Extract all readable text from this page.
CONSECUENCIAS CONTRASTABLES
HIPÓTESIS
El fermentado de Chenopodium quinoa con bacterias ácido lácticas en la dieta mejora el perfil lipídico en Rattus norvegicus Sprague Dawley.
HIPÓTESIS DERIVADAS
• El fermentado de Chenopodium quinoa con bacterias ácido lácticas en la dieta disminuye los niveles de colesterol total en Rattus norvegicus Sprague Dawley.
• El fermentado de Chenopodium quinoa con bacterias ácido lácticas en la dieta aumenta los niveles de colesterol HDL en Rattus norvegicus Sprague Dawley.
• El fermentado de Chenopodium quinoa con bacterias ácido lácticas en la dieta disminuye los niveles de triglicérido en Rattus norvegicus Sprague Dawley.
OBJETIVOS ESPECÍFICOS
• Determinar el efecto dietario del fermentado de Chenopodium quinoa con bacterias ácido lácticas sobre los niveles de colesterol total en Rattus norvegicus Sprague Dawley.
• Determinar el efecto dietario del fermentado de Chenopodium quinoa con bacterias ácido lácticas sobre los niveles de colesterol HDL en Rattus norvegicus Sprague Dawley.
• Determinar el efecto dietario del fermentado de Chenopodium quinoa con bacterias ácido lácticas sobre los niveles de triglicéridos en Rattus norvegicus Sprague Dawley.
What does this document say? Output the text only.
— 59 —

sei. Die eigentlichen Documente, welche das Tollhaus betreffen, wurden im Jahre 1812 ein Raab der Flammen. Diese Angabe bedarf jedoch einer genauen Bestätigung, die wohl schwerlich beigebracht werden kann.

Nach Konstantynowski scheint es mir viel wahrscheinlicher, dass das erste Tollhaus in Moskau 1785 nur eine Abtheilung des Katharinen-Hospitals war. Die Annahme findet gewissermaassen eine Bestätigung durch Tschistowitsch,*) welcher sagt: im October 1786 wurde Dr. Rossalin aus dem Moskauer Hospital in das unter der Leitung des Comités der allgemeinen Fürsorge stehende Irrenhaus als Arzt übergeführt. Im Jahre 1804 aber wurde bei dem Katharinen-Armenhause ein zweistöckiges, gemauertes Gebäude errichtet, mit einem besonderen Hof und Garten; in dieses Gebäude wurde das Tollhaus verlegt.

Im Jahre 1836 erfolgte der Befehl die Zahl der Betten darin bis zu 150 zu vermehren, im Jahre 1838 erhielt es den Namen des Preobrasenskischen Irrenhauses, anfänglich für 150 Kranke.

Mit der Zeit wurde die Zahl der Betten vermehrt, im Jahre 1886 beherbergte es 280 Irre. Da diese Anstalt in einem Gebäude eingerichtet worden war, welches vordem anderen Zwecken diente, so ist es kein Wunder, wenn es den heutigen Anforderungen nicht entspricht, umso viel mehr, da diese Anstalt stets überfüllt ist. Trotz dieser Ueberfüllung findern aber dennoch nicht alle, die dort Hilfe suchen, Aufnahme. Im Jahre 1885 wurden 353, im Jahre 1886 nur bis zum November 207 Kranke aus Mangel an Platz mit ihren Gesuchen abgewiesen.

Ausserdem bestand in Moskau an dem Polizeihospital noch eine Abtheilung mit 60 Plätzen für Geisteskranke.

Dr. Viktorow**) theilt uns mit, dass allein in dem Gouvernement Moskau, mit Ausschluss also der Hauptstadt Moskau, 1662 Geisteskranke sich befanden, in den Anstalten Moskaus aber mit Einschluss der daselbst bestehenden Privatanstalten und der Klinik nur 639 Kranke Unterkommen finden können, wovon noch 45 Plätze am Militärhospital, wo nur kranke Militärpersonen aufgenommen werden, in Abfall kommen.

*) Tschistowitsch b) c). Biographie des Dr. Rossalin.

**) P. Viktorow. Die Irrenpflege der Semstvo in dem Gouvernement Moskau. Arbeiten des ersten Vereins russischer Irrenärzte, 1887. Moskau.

────────────────

Scan the material above. Return every line containing the string "text".

**EXERCISE OUTPUT:**
Extract all readable text from this page.
What does this document say? Output the text only.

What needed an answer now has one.